• **RECORD EXTRACTS**:
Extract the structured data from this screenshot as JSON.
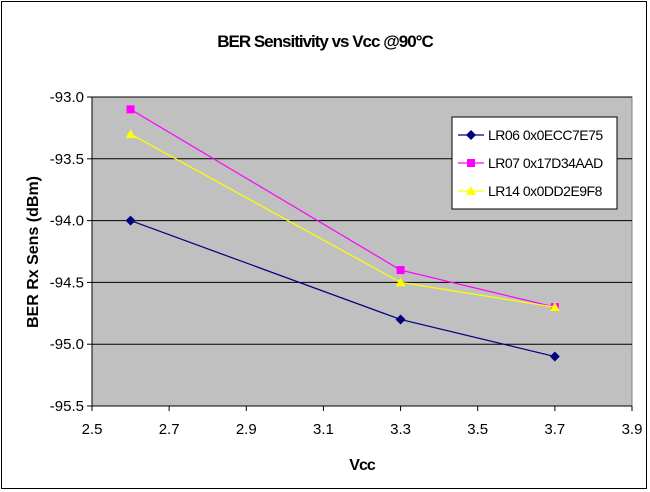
{
  "chart_data": {
    "type": "line",
    "title": "BER Sensitivity vs Vcc @90°C",
    "xlabel": "Vcc",
    "ylabel": "BER Rx Sens (dBm)",
    "xlim": [
      2.5,
      3.9
    ],
    "ylim": [
      -95.5,
      -93.0
    ],
    "x_ticks": [
      "2.5",
      "2.7",
      "2.9",
      "3.1",
      "3.3",
      "3.5",
      "3.7",
      "3.9"
    ],
    "y_ticks": [
      "-93.0",
      "-93.5",
      "-94.0",
      "-94.5",
      "-95.0",
      "-95.5"
    ],
    "grid": "horizontal",
    "plot_background": "#c0c0c0",
    "legend_position": "right",
    "series": [
      {
        "name": "LR06 0x0ECC7E75",
        "color": "#000080",
        "marker": "diamond",
        "x": [
          2.6,
          3.3,
          3.7
        ],
        "y": [
          -94.0,
          -94.8,
          -95.1
        ]
      },
      {
        "name": "LR07 0x17D34AAD",
        "color": "#ff00ff",
        "marker": "square",
        "x": [
          2.6,
          3.3,
          3.7
        ],
        "y": [
          -93.1,
          -94.4,
          -94.7
        ]
      },
      {
        "name": "LR14 0x0DD2E9F8",
        "color": "#ffff00",
        "marker": "triangle",
        "x": [
          2.6,
          3.3,
          3.7
        ],
        "y": [
          -93.3,
          -94.5,
          -94.7
        ]
      }
    ]
  }
}
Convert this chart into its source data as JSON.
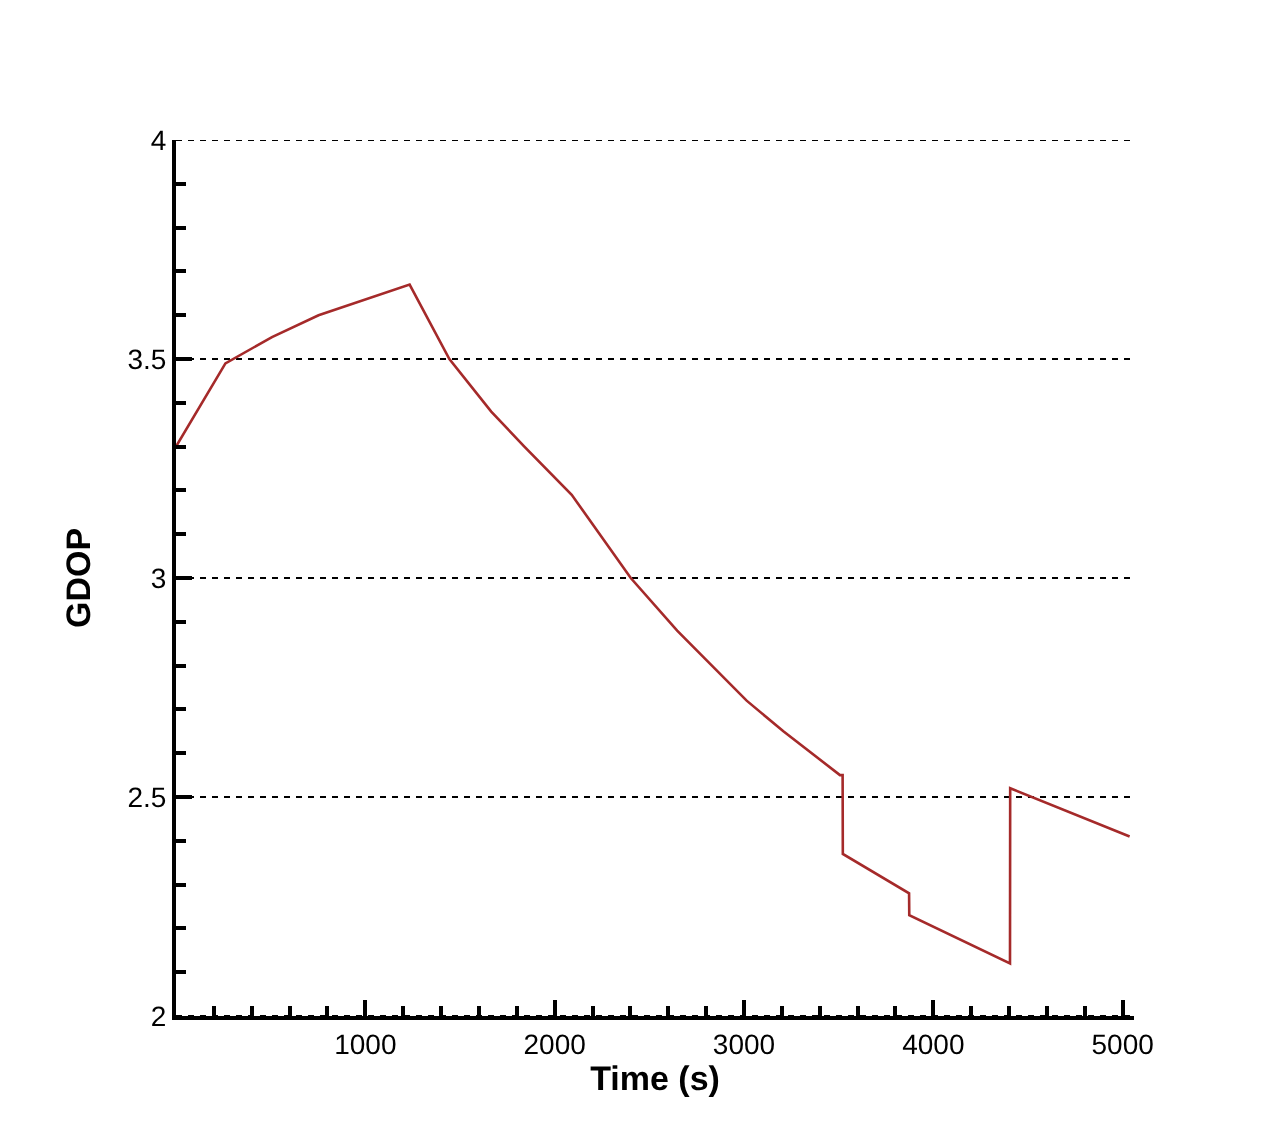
{
  "chart_data": {
    "type": "line",
    "xlabel": "Time (s)",
    "ylabel": "GDOP",
    "x": [
      0,
      261,
      507,
      753,
      1234,
      1444,
      1665,
      1840,
      2090,
      2402,
      2647,
      3014,
      3208,
      3507,
      3521,
      3522,
      3872,
      3873,
      4405,
      4406,
      5037
    ],
    "series": [
      {
        "color": "#a52a2a",
        "values": [
          3.3,
          3.49,
          3.55,
          3.6,
          3.67,
          3.5,
          3.38,
          3.3,
          3.19,
          3.0,
          2.88,
          2.72,
          2.65,
          2.55,
          2.55,
          2.37,
          2.28,
          2.23,
          2.12,
          2.52,
          2.41
        ]
      }
    ],
    "xlim": [
      0,
      5060
    ],
    "xticks": [
      1000,
      2000,
      3000,
      4000,
      5000
    ],
    "ylim": [
      2,
      4
    ],
    "yticks": [
      2,
      2.5,
      3,
      3.5,
      4
    ],
    "grid": "y",
    "line_style": "solid",
    "marker": "none"
  }
}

• **EXERCISE AIM**:
Transcribe all the lines above exactly, apart from the pictures.

• **WRITTEN ANSWER**:
Extract the structured data from this screenshot as JSON.
{
  "chart_data": {
    "type": "line",
    "title": "BER Sensitivity vs Vcc @90°C",
    "xlabel": "Vcc",
    "ylabel": "BER Rx Sens (dBm)",
    "xlim": [
      2.5,
      3.9
    ],
    "ylim": [
      -95.5,
      -93.0
    ],
    "x_ticks": [
      "2.5",
      "2.7",
      "2.9",
      "3.1",
      "3.3",
      "3.5",
      "3.7",
      "3.9"
    ],
    "y_ticks": [
      "-93.0",
      "-93.5",
      "-94.0",
      "-94.5",
      "-95.0",
      "-95.5"
    ],
    "grid": "horizontal",
    "plot_background": "#c0c0c0",
    "legend_position": "right",
    "series": [
      {
        "name": "LR06 0x0ECC7E75",
        "color": "#000080",
        "marker": "diamond",
        "x": [
          2.6,
          3.3,
          3.7
        ],
        "y": [
          -94.0,
          -94.8,
          -95.1
        ]
      },
      {
        "name": "LR07 0x17D34AAD",
        "color": "#ff00ff",
        "marker": "square",
        "x": [
          2.6,
          3.3,
          3.7
        ],
        "y": [
          -93.1,
          -94.4,
          -94.7
        ]
      },
      {
        "name": "LR14 0x0DD2E9F8",
        "color": "#ffff00",
        "marker": "triangle",
        "x": [
          2.6,
          3.3,
          3.7
        ],
        "y": [
          -93.3,
          -94.5,
          -94.7
        ]
      }
    ]
  }
}
Convert this chart into its source data as JSON.
{
  "chart_data": {
    "type": "line",
    "xlabel": "Time (s)",
    "ylabel": "GDOP",
    "x": [
      0,
      261,
      507,
      753,
      1234,
      1444,
      1665,
      1840,
      2090,
      2402,
      2647,
      3014,
      3208,
      3507,
      3521,
      3522,
      3872,
      3873,
      4405,
      4406,
      5037
    ],
    "series": [
      {
        "color": "#a52a2a",
        "values": [
          3.3,
          3.49,
          3.55,
          3.6,
          3.67,
          3.5,
          3.38,
          3.3,
          3.19,
          3.0,
          2.88,
          2.72,
          2.65,
          2.55,
          2.55,
          2.37,
          2.28,
          2.23,
          2.12,
          2.52,
          2.41
        ]
      }
    ],
    "xlim": [
      0,
      5060
    ],
    "xticks": [
      1000,
      2000,
      3000,
      4000,
      5000
    ],
    "ylim": [
      2,
      4
    ],
    "yticks": [
      2,
      2.5,
      3,
      3.5,
      4
    ],
    "grid": "y",
    "line_style": "solid",
    "marker": "none"
  }
}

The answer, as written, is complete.